Aim: Pictures excluded, reproduce exactly the lines below from the one with "Transcribe this image's" through the one with "Parse this screenshot: output", both included.

┌─ Data excerpts

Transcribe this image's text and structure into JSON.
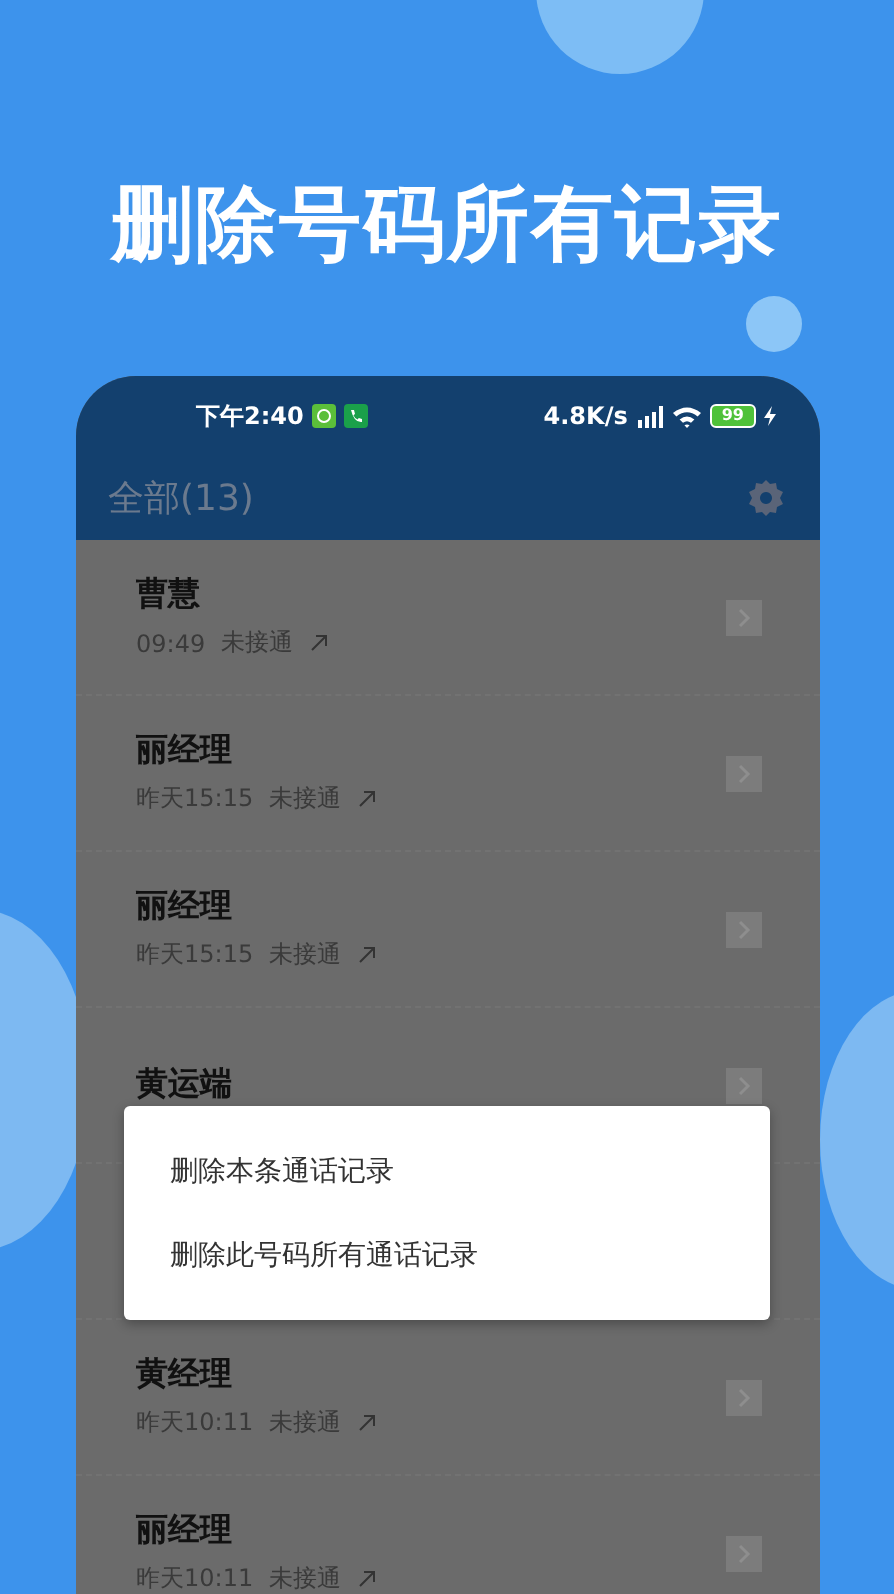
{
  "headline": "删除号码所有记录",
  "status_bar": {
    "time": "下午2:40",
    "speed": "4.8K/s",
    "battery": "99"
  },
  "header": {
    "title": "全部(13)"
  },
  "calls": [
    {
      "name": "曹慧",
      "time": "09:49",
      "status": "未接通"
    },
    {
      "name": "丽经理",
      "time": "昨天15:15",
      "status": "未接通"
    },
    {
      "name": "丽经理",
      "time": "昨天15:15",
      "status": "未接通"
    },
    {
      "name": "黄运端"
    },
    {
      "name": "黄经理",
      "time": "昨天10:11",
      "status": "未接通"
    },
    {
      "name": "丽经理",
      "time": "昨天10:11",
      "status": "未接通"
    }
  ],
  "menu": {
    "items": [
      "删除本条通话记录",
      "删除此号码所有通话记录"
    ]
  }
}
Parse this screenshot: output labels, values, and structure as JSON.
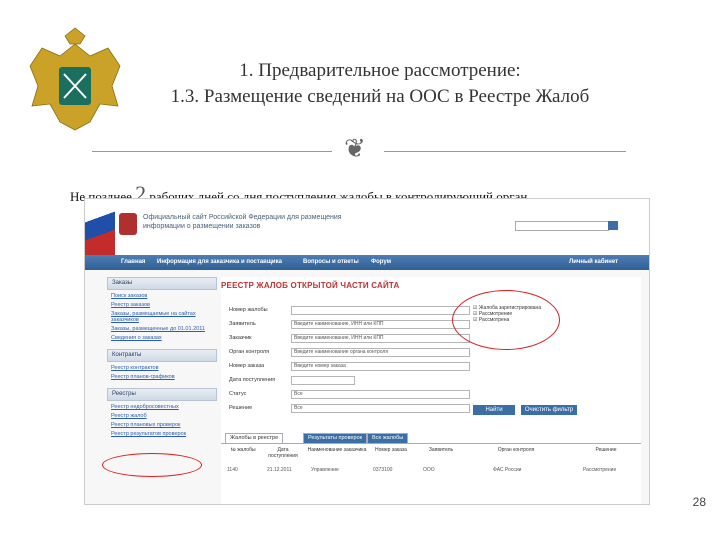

└─
┌─ Data excerpts

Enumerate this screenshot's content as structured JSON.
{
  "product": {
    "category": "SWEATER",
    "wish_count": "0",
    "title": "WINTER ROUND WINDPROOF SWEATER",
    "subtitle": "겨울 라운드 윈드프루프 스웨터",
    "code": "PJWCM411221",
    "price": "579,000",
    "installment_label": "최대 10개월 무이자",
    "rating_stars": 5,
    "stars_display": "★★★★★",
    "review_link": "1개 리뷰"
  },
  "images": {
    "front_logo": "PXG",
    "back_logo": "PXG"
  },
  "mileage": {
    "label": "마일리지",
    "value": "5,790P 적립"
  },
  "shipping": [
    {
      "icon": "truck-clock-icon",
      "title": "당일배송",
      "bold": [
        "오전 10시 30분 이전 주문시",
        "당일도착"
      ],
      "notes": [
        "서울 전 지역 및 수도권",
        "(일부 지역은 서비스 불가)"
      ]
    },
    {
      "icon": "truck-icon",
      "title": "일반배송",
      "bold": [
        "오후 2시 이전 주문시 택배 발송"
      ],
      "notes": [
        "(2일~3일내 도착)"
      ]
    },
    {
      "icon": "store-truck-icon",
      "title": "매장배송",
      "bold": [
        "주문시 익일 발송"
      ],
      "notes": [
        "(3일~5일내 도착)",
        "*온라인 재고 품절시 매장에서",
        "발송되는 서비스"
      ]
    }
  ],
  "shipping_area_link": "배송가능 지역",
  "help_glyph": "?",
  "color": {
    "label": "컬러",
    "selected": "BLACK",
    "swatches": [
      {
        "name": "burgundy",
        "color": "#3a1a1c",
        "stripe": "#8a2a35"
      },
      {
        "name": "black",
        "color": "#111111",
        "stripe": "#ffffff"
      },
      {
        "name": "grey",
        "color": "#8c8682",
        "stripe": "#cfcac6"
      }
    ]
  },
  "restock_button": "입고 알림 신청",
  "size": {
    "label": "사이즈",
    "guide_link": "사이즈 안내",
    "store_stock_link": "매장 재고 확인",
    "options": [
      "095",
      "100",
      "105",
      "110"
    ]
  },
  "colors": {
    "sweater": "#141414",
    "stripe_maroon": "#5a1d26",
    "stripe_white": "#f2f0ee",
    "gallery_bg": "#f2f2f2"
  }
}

└─

Written answer:
Transcribe this image's text and structure into JSON.
{
  "headline": "删除号码所有记录",
  "status_bar": {
    "time": "下午2:40",
    "speed": "4.8K/s",
    "battery": "99"
  },
  "header": {
    "title": "全部(13)"
  },
  "calls": [
    {
      "name": "曹慧",
      "time": "09:49",
      "status": "未接通"
    },
    {
      "name": "丽经理",
      "time": "昨天15:15",
      "status": "未接通"
    },
    {
      "name": "丽经理",
      "time": "昨天15:15",
      "status": "未接通"
    },
    {
      "name": "黄运端"
    },
    {
      "name": "黄经理",
      "time": "昨天10:11",
      "status": "未接通"
    },
    {
      "name": "丽经理",
      "time": "昨天10:11",
      "status": "未接通"
    }
  ],
  "menu": {
    "items": [
      "删除本条通话记录",
      "删除此号码所有通话记录"
    ]
  }
}
Parse this screenshot: output labels, values, and structure as JSON.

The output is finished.